WHAT THE EXERCISE ASKS:
Scan the data below. Pull out each line where "Zadanie" occurs.

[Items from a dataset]
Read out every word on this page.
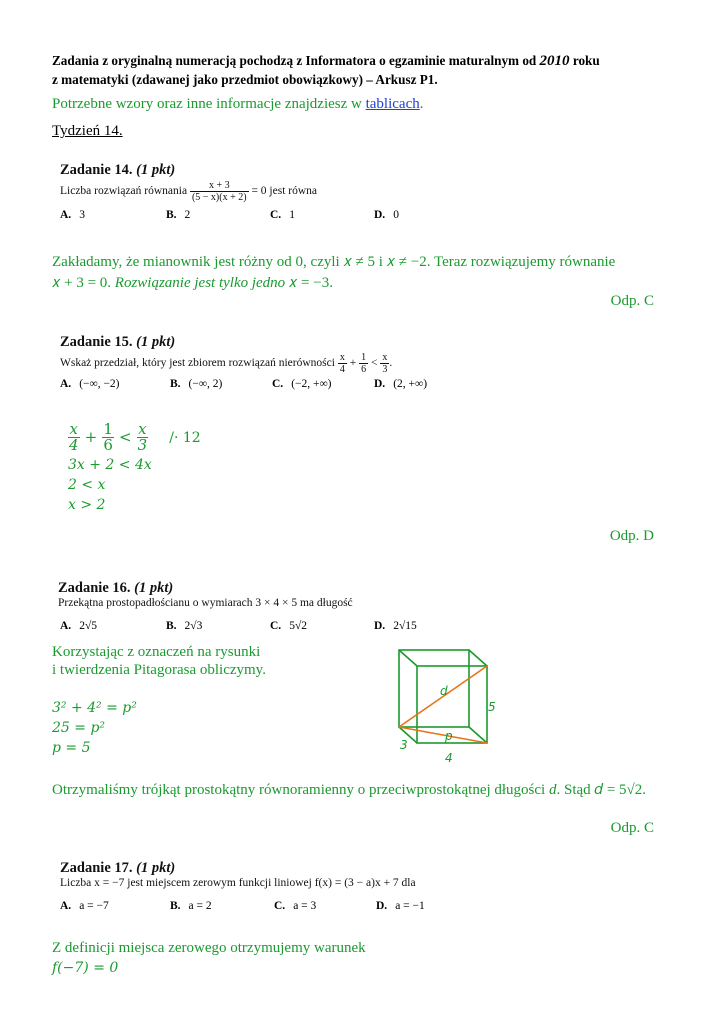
Zadania z oryginalną numeracją pochodzą z Informatora o egzaminie maturalnym od 2010 roku
z matematyki (zdawanej jako przedmiot obowiązkowy) – Arkusz P1.
Potrzebne wzory oraz inne informacje znajdziesz w tablicach.
Tydzień 14.
Zadanie 14. (1 pkt)
Liczba rozwiązań równania $\frac{x + 3}{(5 - x)(x + 2)} = 0$ jest równa
A. 3	B. 2	C. 1	D. 0
Zakładamy, że mianownik jest różny od 0, czyli 𝑥 ≠ 5 i 𝑥 ≠ −2. Teraz rozwiązujemy równanie
𝑥 + 3 = 0. Rozwiązanie jest tylko jedno 𝑥 = −3.
Odp. C
Zadanie 15. (1 pkt)
Wskaż przedział, który jest zbiorem rozwiązań nierówności $\frac{x}{4} + \frac{1}{6} < \frac{x}{3}$ .
A. (−∞, −2)	B. (−∞, 2)	C. (−2, +∞)	D. (2, +∞)
$\frac{x}{4} + \frac{1}{6} < \frac{x}{3} /\cdot 12$
3𝑥 + 2 < 4𝑥
2 < 𝑥
𝑥 > 2
Odp. D
Zadanie 16. (1 pkt)
Przekątna prostopadłościanu o wymiarach 3 × 4 × 5 ma długość
A. 2√5	B. 2√3	C. 5√2	D. 2√15
Korzystając z oznaczeń na rysunki
i twierdzenia Pitagorasa obliczymy.
3² + 4² = 𝑝²
25 = 𝑝²
𝑝 = 5
d
p
5
3
4
Otrzymaliśmy trójkąt prostokątny równoramienny o przeciwprostokątnej długości d. Stąd 𝑑 = 5√2.
Odp. C
Zadanie 17. (1 pkt)
Liczba x = −7 jest miejscem zerowym funkcji liniowej f(x) = (3 − a)x + 7 dla
A. a = −7	B. a = 2	C. a = 3	D. a = −1
Z definicji miejsca zerowego otrzymujemy warunek
𝑓(−7) = 0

ANSWER TO THE PROBLEM:
Zadanie 14. (1 pkt)
Zadanie 15. (1 pkt)
Zadanie 16. (1 pkt)
Zadanie 17. (1 pkt)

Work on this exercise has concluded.